____ DATASET EXTRACT
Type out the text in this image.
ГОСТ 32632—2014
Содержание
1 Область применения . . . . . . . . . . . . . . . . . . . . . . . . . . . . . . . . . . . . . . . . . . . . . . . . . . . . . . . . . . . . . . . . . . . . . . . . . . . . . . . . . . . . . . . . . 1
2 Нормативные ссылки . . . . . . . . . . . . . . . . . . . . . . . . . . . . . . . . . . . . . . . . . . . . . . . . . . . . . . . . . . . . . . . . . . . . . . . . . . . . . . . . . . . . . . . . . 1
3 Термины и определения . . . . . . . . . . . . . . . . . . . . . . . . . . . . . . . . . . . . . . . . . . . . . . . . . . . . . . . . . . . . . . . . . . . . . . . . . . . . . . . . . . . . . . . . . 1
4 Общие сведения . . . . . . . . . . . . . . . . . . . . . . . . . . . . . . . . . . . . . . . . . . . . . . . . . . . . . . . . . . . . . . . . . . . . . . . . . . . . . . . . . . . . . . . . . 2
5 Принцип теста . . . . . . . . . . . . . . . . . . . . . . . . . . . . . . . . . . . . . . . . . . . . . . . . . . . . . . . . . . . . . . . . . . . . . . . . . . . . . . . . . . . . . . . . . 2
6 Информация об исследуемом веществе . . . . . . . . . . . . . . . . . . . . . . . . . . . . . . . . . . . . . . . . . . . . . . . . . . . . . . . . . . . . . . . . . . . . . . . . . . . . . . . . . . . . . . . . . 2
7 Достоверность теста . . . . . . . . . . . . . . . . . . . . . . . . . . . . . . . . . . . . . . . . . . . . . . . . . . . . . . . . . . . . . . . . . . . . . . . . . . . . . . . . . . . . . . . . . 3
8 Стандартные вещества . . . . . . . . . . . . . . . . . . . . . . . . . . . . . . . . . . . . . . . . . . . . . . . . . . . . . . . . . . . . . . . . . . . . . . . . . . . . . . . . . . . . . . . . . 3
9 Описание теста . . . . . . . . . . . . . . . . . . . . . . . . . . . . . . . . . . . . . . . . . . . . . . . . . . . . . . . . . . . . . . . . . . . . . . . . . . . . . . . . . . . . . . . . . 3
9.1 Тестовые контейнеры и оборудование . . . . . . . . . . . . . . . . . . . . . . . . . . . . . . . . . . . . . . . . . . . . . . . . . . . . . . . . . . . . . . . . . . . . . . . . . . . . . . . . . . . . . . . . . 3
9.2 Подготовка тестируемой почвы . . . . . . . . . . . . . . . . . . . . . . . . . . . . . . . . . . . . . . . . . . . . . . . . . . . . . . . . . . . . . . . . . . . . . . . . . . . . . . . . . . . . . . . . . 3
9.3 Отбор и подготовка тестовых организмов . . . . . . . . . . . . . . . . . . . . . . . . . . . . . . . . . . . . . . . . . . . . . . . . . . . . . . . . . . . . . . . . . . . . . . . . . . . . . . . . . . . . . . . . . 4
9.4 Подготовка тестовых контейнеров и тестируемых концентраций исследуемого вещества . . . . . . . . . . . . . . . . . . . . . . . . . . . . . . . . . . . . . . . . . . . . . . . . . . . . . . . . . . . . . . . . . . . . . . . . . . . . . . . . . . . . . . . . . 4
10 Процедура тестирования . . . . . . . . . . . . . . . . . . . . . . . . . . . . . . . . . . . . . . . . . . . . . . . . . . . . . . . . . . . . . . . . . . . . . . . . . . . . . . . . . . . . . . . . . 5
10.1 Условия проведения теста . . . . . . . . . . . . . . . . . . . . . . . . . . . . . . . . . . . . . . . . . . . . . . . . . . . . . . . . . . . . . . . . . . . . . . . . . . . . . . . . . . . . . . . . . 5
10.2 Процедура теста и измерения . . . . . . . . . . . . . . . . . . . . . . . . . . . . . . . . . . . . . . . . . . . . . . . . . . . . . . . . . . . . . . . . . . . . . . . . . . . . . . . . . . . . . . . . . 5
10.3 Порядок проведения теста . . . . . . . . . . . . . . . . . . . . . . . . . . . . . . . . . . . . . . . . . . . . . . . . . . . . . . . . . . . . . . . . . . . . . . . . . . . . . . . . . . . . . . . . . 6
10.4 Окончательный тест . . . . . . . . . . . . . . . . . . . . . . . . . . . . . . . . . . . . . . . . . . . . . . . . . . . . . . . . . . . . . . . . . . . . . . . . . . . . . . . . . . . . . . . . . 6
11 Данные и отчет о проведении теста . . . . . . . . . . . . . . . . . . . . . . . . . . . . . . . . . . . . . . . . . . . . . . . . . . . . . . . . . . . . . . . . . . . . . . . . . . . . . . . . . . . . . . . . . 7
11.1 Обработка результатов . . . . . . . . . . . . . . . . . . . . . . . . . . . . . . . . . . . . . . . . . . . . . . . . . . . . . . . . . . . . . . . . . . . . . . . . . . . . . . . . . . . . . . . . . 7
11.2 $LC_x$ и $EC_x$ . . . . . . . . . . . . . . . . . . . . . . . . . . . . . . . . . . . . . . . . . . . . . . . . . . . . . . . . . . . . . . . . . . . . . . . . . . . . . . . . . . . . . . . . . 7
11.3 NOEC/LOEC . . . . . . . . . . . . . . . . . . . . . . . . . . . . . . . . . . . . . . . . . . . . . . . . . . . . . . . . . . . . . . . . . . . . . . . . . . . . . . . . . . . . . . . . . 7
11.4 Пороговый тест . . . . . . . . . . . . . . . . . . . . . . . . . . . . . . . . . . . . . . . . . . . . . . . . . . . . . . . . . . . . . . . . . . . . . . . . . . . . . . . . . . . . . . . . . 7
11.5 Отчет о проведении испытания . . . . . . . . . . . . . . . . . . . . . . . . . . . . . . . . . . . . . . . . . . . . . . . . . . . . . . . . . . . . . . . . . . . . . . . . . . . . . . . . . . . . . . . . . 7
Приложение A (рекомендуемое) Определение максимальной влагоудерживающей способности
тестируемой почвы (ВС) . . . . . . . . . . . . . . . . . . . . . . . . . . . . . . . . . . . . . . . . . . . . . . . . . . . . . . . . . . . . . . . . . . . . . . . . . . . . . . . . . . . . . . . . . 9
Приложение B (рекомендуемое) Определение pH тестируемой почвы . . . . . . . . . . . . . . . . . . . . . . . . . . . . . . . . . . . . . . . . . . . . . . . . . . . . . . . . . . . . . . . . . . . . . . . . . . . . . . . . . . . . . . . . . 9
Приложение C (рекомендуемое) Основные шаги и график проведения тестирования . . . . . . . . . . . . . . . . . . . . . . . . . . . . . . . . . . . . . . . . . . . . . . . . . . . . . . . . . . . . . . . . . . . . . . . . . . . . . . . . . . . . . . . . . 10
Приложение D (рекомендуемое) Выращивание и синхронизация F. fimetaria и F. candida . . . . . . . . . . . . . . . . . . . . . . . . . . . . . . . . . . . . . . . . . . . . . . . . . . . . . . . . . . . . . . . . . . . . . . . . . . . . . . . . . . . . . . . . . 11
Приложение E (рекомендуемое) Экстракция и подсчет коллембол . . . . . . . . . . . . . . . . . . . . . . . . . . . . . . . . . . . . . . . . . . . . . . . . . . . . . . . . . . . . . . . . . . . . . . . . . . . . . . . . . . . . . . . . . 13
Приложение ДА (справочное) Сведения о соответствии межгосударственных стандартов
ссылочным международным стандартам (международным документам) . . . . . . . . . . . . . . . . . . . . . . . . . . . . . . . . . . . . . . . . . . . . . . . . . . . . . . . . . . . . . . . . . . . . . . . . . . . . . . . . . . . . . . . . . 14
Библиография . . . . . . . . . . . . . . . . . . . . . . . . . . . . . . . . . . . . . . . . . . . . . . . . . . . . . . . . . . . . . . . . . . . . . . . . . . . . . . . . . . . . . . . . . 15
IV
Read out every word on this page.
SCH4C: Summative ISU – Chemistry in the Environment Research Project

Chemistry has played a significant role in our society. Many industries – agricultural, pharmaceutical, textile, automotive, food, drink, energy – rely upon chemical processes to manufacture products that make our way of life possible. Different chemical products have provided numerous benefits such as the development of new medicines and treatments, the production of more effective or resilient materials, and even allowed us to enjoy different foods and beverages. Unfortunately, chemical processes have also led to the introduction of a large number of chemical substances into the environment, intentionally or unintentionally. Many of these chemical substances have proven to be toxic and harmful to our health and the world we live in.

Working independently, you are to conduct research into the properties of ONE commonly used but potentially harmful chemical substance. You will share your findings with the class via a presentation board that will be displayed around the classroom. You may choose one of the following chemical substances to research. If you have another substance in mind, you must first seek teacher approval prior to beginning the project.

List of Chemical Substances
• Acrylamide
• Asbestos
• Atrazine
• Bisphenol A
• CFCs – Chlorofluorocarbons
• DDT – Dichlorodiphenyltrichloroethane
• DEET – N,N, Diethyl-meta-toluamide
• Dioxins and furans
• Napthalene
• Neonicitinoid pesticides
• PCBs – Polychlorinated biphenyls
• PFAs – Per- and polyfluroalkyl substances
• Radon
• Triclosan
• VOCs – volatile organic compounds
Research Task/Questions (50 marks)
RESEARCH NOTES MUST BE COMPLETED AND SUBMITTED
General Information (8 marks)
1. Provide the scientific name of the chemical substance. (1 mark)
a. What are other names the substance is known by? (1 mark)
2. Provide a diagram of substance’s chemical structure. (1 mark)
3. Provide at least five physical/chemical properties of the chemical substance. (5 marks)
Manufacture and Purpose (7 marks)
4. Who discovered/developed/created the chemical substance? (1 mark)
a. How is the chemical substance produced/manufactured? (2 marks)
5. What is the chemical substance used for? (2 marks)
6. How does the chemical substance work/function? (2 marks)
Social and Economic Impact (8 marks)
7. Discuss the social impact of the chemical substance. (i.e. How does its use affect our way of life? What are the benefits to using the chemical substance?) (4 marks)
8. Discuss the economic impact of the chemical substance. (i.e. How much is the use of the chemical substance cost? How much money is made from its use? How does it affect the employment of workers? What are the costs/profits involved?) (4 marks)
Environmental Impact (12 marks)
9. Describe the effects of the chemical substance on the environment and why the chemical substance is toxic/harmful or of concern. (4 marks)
________
● BRIEF
In the listing, find every line containing the word "тестирования" and list it.

● FINISHED EXERCISE
10 Процедура тестирования . . . . . . . . . . . . . . . . . . . . . . . . . . . . . . . . . . . . . . . . . . . . . . . . . . . . . . . . . . . . . . . . . . . . . . . . . . . . . . . . . . . . . . . . . 5
Приложение C (рекомендуемое) Основные шаги и график проведения тестирования . . . . . . . . . . . . . . . . . . . . . . . . . . . . . . . . . . . . . . . . . . . . . . . . . . . . . . . . . . . . . . . . . . . . . . . . . . . . . . . . . . . . . . . . . 10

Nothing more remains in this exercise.